▸ Data excerpts:

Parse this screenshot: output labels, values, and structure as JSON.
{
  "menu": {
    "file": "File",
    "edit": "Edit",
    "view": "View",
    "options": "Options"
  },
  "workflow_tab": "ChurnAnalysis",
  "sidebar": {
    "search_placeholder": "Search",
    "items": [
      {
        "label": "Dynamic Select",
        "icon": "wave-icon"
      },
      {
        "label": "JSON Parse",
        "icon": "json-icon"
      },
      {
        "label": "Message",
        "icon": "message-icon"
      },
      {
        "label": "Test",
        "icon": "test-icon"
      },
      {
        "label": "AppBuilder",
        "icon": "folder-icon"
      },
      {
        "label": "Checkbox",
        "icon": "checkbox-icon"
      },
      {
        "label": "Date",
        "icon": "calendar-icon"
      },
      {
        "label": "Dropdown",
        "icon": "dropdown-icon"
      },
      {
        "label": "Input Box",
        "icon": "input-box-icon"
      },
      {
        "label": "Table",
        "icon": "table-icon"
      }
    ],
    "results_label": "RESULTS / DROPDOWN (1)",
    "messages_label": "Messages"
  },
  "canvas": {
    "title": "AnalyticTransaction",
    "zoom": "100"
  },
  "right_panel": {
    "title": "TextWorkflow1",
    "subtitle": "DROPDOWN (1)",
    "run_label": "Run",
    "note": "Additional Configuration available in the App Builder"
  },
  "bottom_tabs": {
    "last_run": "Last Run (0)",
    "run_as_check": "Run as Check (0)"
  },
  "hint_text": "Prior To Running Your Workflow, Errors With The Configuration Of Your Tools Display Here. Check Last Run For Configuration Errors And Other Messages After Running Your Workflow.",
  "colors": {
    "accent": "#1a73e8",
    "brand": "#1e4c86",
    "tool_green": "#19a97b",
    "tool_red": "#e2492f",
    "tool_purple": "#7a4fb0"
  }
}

▸ What to work on:
Only lines holding the string "icon" are wanted; gather each one from the entries above.

▸ Reply:
        "icon": "wave-icon"
        "icon": "json-icon"
        "icon": "message-icon"
        "icon": "test-icon"
        "icon": "folder-icon"
        "icon": "checkbox-icon"
        "icon": "calendar-icon"
        "icon": "dropdown-icon"
        "icon": "input-box-icon"
        "icon": "table-icon"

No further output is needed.